Restate the listing that follows word for word, without its pictures.

Figure record listings
━━━━━━━━━━━━━━━━━━━━━━━━━━━━━━

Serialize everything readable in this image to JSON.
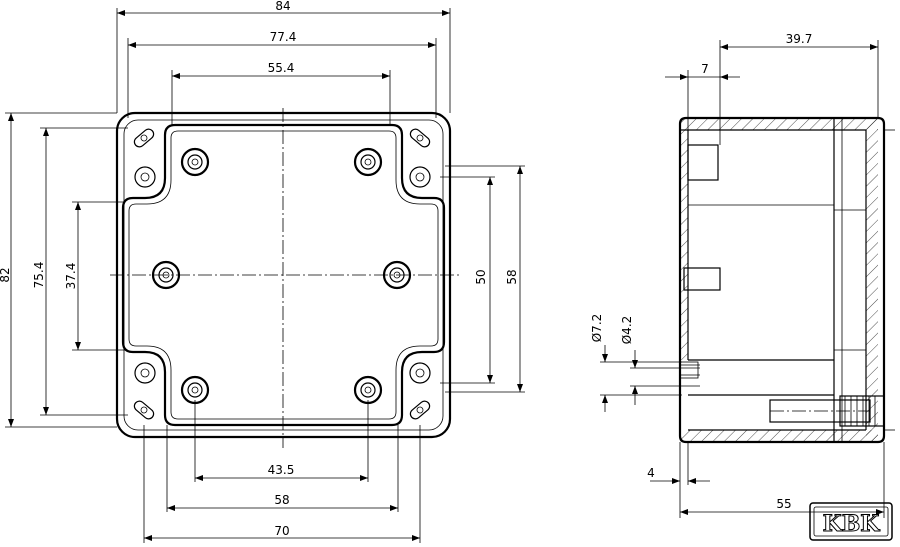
{
  "dimensions": {
    "top_84": "84",
    "top_77_4": "77.4",
    "top_55_4": "55.4",
    "left_82": "82",
    "left_75_4": "75.4",
    "left_37_4": "37.4",
    "right_50": "50",
    "right_58": "58",
    "bottom_43_5": "43.5",
    "bottom_58": "58",
    "bottom_70": "70",
    "side_39_7": "39.7",
    "side_7": "7",
    "side_d72": "Ø7.2",
    "side_d42": "Ø4.2",
    "side_4": "4",
    "side_55": "55"
  },
  "logo": {
    "text": "KBK"
  },
  "colors": {
    "line": "#000000",
    "background": "#ffffff"
  }
}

━━━━━━━━━━━━━━━━━━━━━━━━━━━━━━

### Result of the task
Serialize everything readable in this image to JSON.
{
  "dimensions": {
    "top_84": "84",
    "top_77_4": "77.4",
    "top_55_4": "55.4",
    "left_82": "82",
    "left_75_4": "75.4",
    "left_37_4": "37.4",
    "right_50": "50",
    "right_58": "58",
    "bottom_43_5": "43.5",
    "bottom_58": "58",
    "bottom_70": "70",
    "side_39_7": "39.7",
    "side_7": "7",
    "side_d72": "Ø7.2",
    "side_d42": "Ø4.2",
    "side_4": "4",
    "side_55": "55"
  },
  "logo": {
    "text": "KBK"
  },
  "colors": {
    "line": "#000000",
    "background": "#ffffff"
  }
}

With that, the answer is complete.